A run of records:
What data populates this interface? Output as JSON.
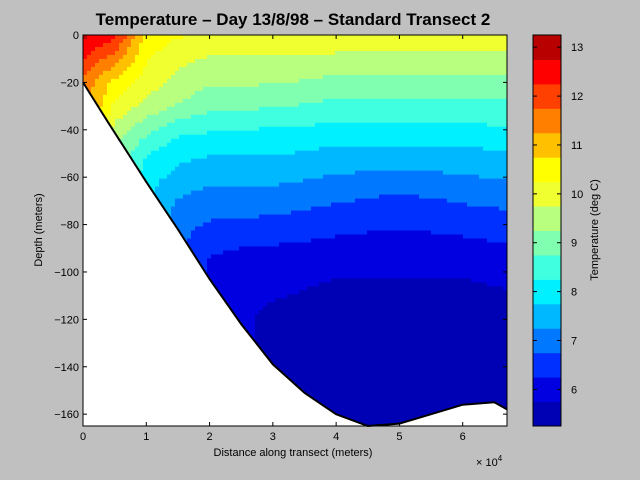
{
  "chart_data": {
    "type": "heatmap",
    "subtype": "filled-contour",
    "title": "Temperature – Day 13/8/98 – Standard Transect 2",
    "xlabel": "Distance along transect (meters)",
    "ylabel": "Depth (meters)",
    "x_exponent_label": "× 10",
    "x_exponent_power": "4",
    "xlim": [
      0,
      67000
    ],
    "ylim": [
      -165,
      0
    ],
    "x_ticks": [
      0,
      10000,
      20000,
      30000,
      40000,
      50000,
      60000
    ],
    "x_tick_labels": [
      "0",
      "1",
      "2",
      "3",
      "4",
      "5",
      "6"
    ],
    "y_ticks": [
      0,
      -20,
      -40,
      -60,
      -80,
      -100,
      -120,
      -140,
      -160
    ],
    "y_tick_labels": [
      "0",
      "−20",
      "−40",
      "−60",
      "−80",
      "−100",
      "−120",
      "−140",
      "−160"
    ],
    "colorbar": {
      "label": "Temperature (deg C)",
      "range": [
        5.25,
        13.25
      ],
      "ticks": [
        6,
        7,
        8,
        9,
        10,
        11,
        12,
        13
      ],
      "tick_labels": [
        "6",
        "7",
        "8",
        "9",
        "10",
        "11",
        "12",
        "13"
      ],
      "levels": [
        {
          "min": 5.25,
          "max": 5.75,
          "color": "#0000b4"
        },
        {
          "min": 5.75,
          "max": 6.25,
          "color": "#0000e0"
        },
        {
          "min": 6.25,
          "max": 6.75,
          "color": "#0030ff"
        },
        {
          "min": 6.75,
          "max": 7.25,
          "color": "#0078ff"
        },
        {
          "min": 7.25,
          "max": 7.75,
          "color": "#00b8ff"
        },
        {
          "min": 7.75,
          "max": 8.25,
          "color": "#00f0ff"
        },
        {
          "min": 8.25,
          "max": 8.75,
          "color": "#40ffe0"
        },
        {
          "min": 8.75,
          "max": 9.25,
          "color": "#80ffb0"
        },
        {
          "min": 9.25,
          "max": 9.75,
          "color": "#b8ff80"
        },
        {
          "min": 9.75,
          "max": 10.25,
          "color": "#f0ff30"
        },
        {
          "min": 10.25,
          "max": 10.75,
          "color": "#ffff00"
        },
        {
          "min": 10.75,
          "max": 11.25,
          "color": "#ffc000"
        },
        {
          "min": 11.25,
          "max": 11.75,
          "color": "#ff8000"
        },
        {
          "min": 11.75,
          "max": 12.25,
          "color": "#ff4000"
        },
        {
          "min": 12.25,
          "max": 12.75,
          "color": "#ff0000"
        },
        {
          "min": 12.75,
          "max": 13.25,
          "color": "#b80000"
        }
      ]
    },
    "seabed": [
      {
        "x": 0,
        "depth": -20
      },
      {
        "x": 4000,
        "depth": -37
      },
      {
        "x": 10000,
        "depth": -62
      },
      {
        "x": 15000,
        "depth": -82
      },
      {
        "x": 20000,
        "depth": -103
      },
      {
        "x": 25000,
        "depth": -122
      },
      {
        "x": 30000,
        "depth": -139
      },
      {
        "x": 35000,
        "depth": -151
      },
      {
        "x": 40000,
        "depth": -160
      },
      {
        "x": 45000,
        "depth": -165
      },
      {
        "x": 50000,
        "depth": -164
      },
      {
        "x": 55000,
        "depth": -160
      },
      {
        "x": 60000,
        "depth": -156
      },
      {
        "x": 65000,
        "depth": -155
      },
      {
        "x": 67000,
        "depth": -158
      }
    ],
    "temperature_profiles": [
      {
        "x": 0,
        "depth": [
          0,
          -20
        ],
        "temp": [
          12.9,
          11.6
        ]
      },
      {
        "x": 5000,
        "depth": [
          0,
          -10,
          -20,
          -30,
          -40,
          -46
        ],
        "temp": [
          12.4,
          11.5,
          10.6,
          10.1,
          9.6,
          9.3
        ]
      },
      {
        "x": 10000,
        "depth": [
          0,
          -10,
          -20,
          -30,
          -40,
          -50,
          -62
        ],
        "temp": [
          10.6,
          10.3,
          10.0,
          9.6,
          8.9,
          8.3,
          7.9
        ]
      },
      {
        "x": 15000,
        "depth": [
          0,
          -10,
          -20,
          -30,
          -40,
          -50,
          -60,
          -70,
          -82
        ],
        "temp": [
          10.3,
          9.9,
          9.6,
          9.2,
          8.4,
          7.9,
          7.6,
          7.2,
          6.9
        ]
      },
      {
        "x": 20000,
        "depth": [
          0,
          -10,
          -20,
          -30,
          -40,
          -50,
          -60,
          -70,
          -80,
          -90,
          -103
        ],
        "temp": [
          10.2,
          9.7,
          9.3,
          8.9,
          8.3,
          7.8,
          7.4,
          7.0,
          6.7,
          6.3,
          6.1
        ]
      },
      {
        "x": 30000,
        "depth": [
          0,
          -10,
          -20,
          -30,
          -40,
          -50,
          -60,
          -70,
          -80,
          -90,
          -100,
          -110,
          -120,
          -139
        ],
        "temp": [
          10.3,
          9.7,
          9.3,
          8.8,
          8.2,
          7.8,
          7.4,
          7.0,
          6.6,
          6.2,
          6.0,
          5.8,
          5.6,
          5.6
        ]
      },
      {
        "x": 40000,
        "depth": [
          0,
          -10,
          -20,
          -30,
          -40,
          -50,
          -60,
          -70,
          -80,
          -90,
          -100,
          -110,
          -120,
          -160
        ],
        "temp": [
          10.2,
          9.6,
          9.1,
          8.6,
          8.1,
          7.6,
          7.2,
          6.8,
          6.4,
          6.1,
          5.8,
          5.6,
          5.5,
          5.5
        ]
      },
      {
        "x": 50000,
        "depth": [
          0,
          -10,
          -20,
          -30,
          -40,
          -50,
          -60,
          -70,
          -80,
          -90,
          -100,
          -110,
          -120,
          -164
        ],
        "temp": [
          10.1,
          9.6,
          9.1,
          8.6,
          8.1,
          7.6,
          7.1,
          6.6,
          6.3,
          6.0,
          5.8,
          5.6,
          5.5,
          5.5
        ]
      },
      {
        "x": 60000,
        "depth": [
          0,
          -10,
          -20,
          -30,
          -40,
          -50,
          -60,
          -70,
          -80,
          -90,
          -100,
          -110,
          -120,
          -156
        ],
        "temp": [
          10.1,
          9.6,
          9.1,
          8.6,
          8.1,
          7.6,
          7.2,
          6.8,
          6.4,
          6.1,
          5.8,
          5.6,
          5.5,
          5.5
        ]
      },
      {
        "x": 67000,
        "depth": [
          0,
          -10,
          -20,
          -30,
          -40,
          -50,
          -60,
          -70,
          -80,
          -90,
          -100,
          -110,
          -120,
          -158
        ],
        "temp": [
          10.1,
          9.6,
          9.1,
          8.6,
          8.2,
          7.7,
          7.3,
          6.9,
          6.5,
          6.2,
          5.9,
          5.7,
          5.6,
          5.5
        ]
      }
    ]
  }
}
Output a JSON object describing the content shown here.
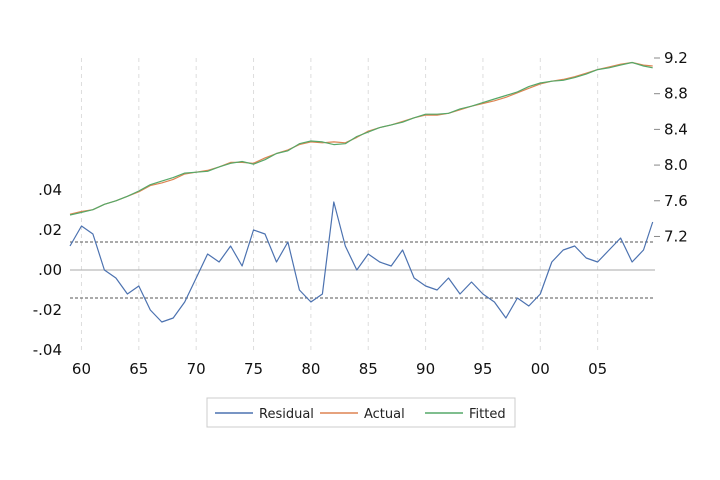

* [Stated problem] Report how many lines of the listing hold the word "Output", with nothing but the number.

* [Answer to the problem] 2